---------- Source excerpt
At a stated term of the United States Court of Appeals for the Second Circuit, held at the Thurgood Marshall United States Courthouse, 40 Foley Square, in the City of New York, on the 3rd day of June, two thousand twenty-four.
Appeal from a judgment of the United States District Court for the Eastern District of New York (Block, J.).
Circuit Judges. For Appellee: Susan Corkery and Adam R. Toporovsky, Assistant United States Attorneys, for Breon Peace, United States Attorney for the Eastern District of New York, Brooklyn, NY.
For Defendant-Appellant: Peter J. Tomao, Garden City, NY.
PRESENT: Reena Raggi, Denny Chin, Steven J. Menashi,
Upon due consideration, it is hereby ORDERED, ADJUDGED, and DECREED that the order of the district court of August 8, 2022, is AFFIRMED.
On November 14, 2007, Defendant-Appellant Carlos Gil was sentenced to two life sentences for murder in aid of racketeering in violation of 18 U.S.C. § 1959(a)(1) and for causing death through the use of a firearm in violation of 18 U.S.C. § 924(j)(1). On July 6, 2021, Gil filed a pro se motion for compassionate release pursuant to 18 U.S.C. § 3582(c)(1)(A)(i). On August 19, 2021, the district court denied the motion in an electronic order that stated, in relevant part:
The Court has reviewed the parties['] submissions and considered all their arguments. Upon due consideration, the Court has determined there are no extraordinary or compelling reasons that permit alteration of the defendant[']s sentence at this time. In the alternative, the Court believes the section 3553(a) factors support maintaining the defendant[']s original sentence.
Electronic Order, United States v. Gil, No. 04-CR-1057 (E.D.N.Y. Aug. 19, 2021). On August 30, 2021, Gil filed a motion for reconsideration of the order. On September 2, 2021, the district court denied the motion for reconsideration of its August 19 denial.
--------------------
» Given task A:
In the court order, on what date did Gil file his pro se motion for compassionate release?
» Given task B:
Reproduce the court order word for word from "At a stated" to "York, Brooklyn, NY.".
---------- Data lines
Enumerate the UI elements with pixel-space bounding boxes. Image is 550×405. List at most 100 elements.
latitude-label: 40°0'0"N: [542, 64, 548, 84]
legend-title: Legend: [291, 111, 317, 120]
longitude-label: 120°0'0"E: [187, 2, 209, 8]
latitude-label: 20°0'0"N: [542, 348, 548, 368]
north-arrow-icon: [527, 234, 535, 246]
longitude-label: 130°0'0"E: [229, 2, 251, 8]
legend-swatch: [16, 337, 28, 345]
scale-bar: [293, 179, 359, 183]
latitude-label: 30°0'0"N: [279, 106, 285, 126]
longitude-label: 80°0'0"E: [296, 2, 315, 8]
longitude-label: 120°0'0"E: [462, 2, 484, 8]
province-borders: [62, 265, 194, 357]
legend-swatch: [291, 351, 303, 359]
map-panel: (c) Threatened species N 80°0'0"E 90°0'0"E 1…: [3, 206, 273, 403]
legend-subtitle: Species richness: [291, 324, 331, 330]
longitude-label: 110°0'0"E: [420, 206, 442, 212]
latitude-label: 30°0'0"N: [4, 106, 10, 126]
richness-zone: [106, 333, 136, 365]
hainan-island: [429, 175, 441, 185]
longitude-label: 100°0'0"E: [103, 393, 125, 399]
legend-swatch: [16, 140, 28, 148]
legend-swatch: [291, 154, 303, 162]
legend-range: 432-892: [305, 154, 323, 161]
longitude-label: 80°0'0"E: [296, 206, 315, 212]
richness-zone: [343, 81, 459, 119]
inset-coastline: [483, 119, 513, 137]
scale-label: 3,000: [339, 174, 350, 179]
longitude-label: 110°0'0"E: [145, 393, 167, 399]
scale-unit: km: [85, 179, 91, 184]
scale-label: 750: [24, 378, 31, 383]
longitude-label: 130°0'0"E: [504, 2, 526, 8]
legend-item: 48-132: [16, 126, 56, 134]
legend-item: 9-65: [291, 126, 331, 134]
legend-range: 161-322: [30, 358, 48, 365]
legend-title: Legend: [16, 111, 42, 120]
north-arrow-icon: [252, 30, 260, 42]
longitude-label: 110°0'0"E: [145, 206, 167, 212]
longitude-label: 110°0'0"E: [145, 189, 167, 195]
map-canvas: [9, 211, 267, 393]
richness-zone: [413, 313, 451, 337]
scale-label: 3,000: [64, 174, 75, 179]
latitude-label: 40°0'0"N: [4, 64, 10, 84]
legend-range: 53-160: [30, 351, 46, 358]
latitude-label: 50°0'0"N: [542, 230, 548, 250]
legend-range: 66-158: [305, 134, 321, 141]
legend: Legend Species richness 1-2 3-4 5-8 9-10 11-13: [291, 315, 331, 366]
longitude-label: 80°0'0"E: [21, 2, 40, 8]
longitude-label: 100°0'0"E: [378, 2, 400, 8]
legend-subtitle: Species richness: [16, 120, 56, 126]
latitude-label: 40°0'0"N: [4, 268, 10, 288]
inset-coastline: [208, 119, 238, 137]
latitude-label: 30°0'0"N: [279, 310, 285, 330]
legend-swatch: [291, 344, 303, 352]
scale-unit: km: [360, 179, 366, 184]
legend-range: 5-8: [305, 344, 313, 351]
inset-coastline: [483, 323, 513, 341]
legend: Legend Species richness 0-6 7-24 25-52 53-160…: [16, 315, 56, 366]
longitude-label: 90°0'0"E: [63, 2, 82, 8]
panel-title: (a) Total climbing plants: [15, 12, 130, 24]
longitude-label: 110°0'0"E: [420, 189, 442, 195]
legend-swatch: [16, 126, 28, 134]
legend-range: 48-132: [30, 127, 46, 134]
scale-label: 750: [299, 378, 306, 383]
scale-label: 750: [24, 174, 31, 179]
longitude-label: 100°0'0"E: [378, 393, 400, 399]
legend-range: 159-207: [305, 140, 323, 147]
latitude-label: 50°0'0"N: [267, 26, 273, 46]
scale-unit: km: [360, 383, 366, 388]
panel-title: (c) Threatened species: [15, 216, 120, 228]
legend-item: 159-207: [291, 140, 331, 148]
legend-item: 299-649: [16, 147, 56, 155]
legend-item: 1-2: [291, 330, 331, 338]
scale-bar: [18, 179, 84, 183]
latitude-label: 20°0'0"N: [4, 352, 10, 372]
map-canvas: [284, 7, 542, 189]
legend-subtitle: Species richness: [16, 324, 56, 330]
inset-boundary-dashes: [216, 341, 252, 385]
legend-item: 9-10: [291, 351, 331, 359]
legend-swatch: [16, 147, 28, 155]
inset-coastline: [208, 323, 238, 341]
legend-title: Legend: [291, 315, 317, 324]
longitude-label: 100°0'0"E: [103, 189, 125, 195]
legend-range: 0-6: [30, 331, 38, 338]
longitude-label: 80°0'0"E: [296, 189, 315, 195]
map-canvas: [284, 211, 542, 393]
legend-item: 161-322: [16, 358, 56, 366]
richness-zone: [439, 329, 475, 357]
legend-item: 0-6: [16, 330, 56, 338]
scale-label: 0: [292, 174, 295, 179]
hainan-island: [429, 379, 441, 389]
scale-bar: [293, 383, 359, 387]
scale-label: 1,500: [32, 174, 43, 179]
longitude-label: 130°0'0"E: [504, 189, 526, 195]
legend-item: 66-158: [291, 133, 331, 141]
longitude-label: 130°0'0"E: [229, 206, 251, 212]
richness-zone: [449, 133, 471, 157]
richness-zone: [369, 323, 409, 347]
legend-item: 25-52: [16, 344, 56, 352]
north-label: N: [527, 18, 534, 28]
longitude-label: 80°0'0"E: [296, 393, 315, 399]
--------------------
» Complete response A:
July 6, 2021

» Complete response B:
At a stated term of the United States Court of Appeals for the Second Circuit, held at the Thurgood Marshall United States Courthouse, 40 Foley Square, in the City of New York, on the 3rd day of June, two thousand twenty-four.
Appeal from a judgment of the United States District Court for the Eastern District of New York (Block, J.).
Circuit Judges. For Appellee: Susan Corkery and Adam R. Toporovsky, Assistant United States Attorneys, for Breon Peace, United States Attorney for the Eastern District of New York, Brooklyn, NY.